Exercise task
Each entry that follows must be output without any deviation.

Items from a dataset
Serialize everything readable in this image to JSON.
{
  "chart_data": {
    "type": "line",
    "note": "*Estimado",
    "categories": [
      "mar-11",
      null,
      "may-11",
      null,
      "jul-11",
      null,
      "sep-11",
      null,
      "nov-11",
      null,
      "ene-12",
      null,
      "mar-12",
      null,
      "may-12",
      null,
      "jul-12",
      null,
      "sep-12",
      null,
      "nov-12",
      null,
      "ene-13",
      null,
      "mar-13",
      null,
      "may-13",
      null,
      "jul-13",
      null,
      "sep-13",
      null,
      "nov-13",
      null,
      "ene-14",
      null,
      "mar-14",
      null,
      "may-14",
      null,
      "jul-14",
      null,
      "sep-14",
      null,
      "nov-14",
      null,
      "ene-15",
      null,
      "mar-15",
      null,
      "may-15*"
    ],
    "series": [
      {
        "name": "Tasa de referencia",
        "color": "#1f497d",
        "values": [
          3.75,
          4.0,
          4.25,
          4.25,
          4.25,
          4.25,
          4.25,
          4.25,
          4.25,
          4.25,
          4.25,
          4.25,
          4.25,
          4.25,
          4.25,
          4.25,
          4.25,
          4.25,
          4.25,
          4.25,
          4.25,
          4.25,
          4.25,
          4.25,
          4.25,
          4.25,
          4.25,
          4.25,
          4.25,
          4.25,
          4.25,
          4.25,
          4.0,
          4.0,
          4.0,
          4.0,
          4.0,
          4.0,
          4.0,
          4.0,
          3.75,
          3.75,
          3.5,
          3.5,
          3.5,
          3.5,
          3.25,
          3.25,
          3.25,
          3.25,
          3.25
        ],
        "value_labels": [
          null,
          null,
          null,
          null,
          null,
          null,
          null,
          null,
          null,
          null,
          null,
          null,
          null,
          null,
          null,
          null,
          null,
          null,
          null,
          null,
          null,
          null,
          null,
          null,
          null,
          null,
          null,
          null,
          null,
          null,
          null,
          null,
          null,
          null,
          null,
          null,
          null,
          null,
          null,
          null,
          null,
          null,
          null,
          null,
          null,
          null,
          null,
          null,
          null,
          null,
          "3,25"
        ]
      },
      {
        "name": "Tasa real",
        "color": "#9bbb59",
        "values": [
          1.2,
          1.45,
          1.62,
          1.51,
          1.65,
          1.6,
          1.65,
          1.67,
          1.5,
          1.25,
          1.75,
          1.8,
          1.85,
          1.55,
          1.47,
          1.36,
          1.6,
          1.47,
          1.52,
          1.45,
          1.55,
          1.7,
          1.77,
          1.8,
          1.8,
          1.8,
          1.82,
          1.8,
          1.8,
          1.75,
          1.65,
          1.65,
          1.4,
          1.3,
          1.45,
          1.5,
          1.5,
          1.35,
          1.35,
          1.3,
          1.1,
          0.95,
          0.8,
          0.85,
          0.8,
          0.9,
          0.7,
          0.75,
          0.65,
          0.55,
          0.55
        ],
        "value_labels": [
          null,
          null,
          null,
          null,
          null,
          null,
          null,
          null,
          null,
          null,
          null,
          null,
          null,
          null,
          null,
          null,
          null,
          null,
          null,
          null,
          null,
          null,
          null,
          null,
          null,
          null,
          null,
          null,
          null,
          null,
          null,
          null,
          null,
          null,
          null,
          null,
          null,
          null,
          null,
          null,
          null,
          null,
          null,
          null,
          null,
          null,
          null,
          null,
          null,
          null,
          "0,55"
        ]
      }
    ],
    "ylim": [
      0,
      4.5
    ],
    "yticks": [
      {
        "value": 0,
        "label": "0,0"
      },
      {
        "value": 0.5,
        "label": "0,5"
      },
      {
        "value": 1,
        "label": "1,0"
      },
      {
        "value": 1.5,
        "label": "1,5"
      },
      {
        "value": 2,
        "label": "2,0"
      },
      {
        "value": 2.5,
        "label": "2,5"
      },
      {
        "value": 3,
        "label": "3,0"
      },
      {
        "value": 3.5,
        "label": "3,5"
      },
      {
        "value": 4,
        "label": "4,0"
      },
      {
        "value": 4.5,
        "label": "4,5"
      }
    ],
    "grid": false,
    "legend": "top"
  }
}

In response
Serialize everything readable in this image to JSON.
{
  "chart_data": {
    "type": "line",
    "note": "*Estimado",
    "categories": [
      "mar-11",
      null,
      "may-11",
      null,
      "jul-11",
      null,
      "sep-11",
      null,
      "nov-11",
      null,
      "ene-12",
      null,
      "mar-12",
      null,
      "may-12",
      null,
      "jul-12",
      null,
      "sep-12",
      null,
      "nov-12",
      null,
      "ene-13",
      null,
      "mar-13",
      null,
      "may-13",
      null,
      "jul-13",
      null,
      "sep-13",
      null,
      "nov-13",
      null,
      "ene-14",
      null,
      "mar-14",
      null,
      "may-14",
      null,
      "jul-14",
      null,
      "sep-14",
      null,
      "nov-14",
      null,
      "ene-15",
      null,
      "mar-15",
      null,
      "may-15*"
    ],
    "series": [
      {
        "name": "Tasa de referencia",
        "color": "#1f497d",
        "values": [
          3.75,
          4.0,
          4.25,
          4.25,
          4.25,
          4.25,
          4.25,
          4.25,
          4.25,
          4.25,
          4.25,
          4.25,
          4.25,
          4.25,
          4.25,
          4.25,
          4.25,
          4.25,
          4.25,
          4.25,
          4.25,
          4.25,
          4.25,
          4.25,
          4.25,
          4.25,
          4.25,
          4.25,
          4.25,
          4.25,
          4.25,
          4.25,
          4.0,
          4.0,
          4.0,
          4.0,
          4.0,
          4.0,
          4.0,
          4.0,
          3.75,
          3.75,
          3.5,
          3.5,
          3.5,
          3.5,
          3.25,
          3.25,
          3.25,
          3.25,
          3.25
        ],
        "value_labels": [
          null,
          null,
          null,
          null,
          null,
          null,
          null,
          null,
          null,
          null,
          null,
          null,
          null,
          null,
          null,
          null,
          null,
          null,
          null,
          null,
          null,
          null,
          null,
          null,
          null,
          null,
          null,
          null,
          null,
          null,
          null,
          null,
          null,
          null,
          null,
          null,
          null,
          null,
          null,
          null,
          null,
          null,
          null,
          null,
          null,
          null,
          null,
          null,
          null,
          null,
          "3,25"
        ]
      },
      {
        "name": "Tasa real",
        "color": "#9bbb59",
        "values": [
          1.2,
          1.45,
          1.62,
          1.51,
          1.65,
          1.6,
          1.65,
          1.67,
          1.5,
          1.25,
          1.75,
          1.8,
          1.85,
          1.55,
          1.47,
          1.36,
          1.6,
          1.47,
          1.52,
          1.45,
          1.55,
          1.7,
          1.77,
          1.8,
          1.8,
          1.8,
          1.82,
          1.8,
          1.8,
          1.75,
          1.65,
          1.65,
          1.4,
          1.3,
          1.45,
          1.5,
          1.5,
          1.35,
          1.35,
          1.3,
          1.1,
          0.95,
          0.8,
          0.85,
          0.8,
          0.9,
          0.7,
          0.75,
          0.65,
          0.55,
          0.55
        ],
        "value_labels": [
          null,
          null,
          null,
          null,
          null,
          null,
          null,
          null,
          null,
          null,
          null,
          null,
          null,
          null,
          null,
          null,
          null,
          null,
          null,
          null,
          null,
          null,
          null,
          null,
          null,
          null,
          null,
          null,
          null,
          null,
          null,
          null,
          null,
          null,
          null,
          null,
          null,
          null,
          null,
          null,
          null,
          null,
          null,
          null,
          null,
          null,
          null,
          null,
          null,
          null,
          "0,55"
        ]
      }
    ],
    "ylim": [
      0,
      4.5
    ],
    "yticks": [
      {
        "value": 0,
        "label": "0,0"
      },
      {
        "value": 0.5,
        "label": "0,5"
      },
      {
        "value": 1,
        "label": "1,0"
      },
      {
        "value": 1.5,
        "label": "1,5"
      },
      {
        "value": 2,
        "label": "2,0"
      },
      {
        "value": 2.5,
        "label": "2,5"
      },
      {
        "value": 3,
        "label": "3,0"
      },
      {
        "value": 3.5,
        "label": "3,5"
      },
      {
        "value": 4,
        "label": "4,0"
      },
      {
        "value": 4.5,
        "label": "4,5"
      }
    ],
    "grid": false,
    "legend": "top"
  }
}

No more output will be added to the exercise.